▸ The exercise: Among the lines listed below, count those that include the string "cosβ", and state only the count.

▸ Data records:
————

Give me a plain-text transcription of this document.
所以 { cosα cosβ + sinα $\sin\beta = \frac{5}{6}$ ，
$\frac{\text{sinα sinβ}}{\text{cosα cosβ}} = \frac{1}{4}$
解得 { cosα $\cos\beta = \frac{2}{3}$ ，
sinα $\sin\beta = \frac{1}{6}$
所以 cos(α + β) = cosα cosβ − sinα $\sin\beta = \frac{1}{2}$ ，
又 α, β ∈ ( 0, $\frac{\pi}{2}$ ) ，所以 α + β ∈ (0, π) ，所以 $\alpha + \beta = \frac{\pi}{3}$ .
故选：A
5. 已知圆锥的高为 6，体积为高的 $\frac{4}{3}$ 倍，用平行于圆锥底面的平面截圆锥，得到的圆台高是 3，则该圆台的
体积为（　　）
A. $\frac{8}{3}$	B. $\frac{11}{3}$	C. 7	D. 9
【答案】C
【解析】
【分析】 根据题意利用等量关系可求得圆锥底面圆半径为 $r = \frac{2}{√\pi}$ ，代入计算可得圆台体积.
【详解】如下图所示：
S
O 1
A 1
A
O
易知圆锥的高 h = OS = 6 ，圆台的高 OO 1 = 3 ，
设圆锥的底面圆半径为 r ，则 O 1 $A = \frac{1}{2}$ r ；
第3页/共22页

————

▸ Full answer: 3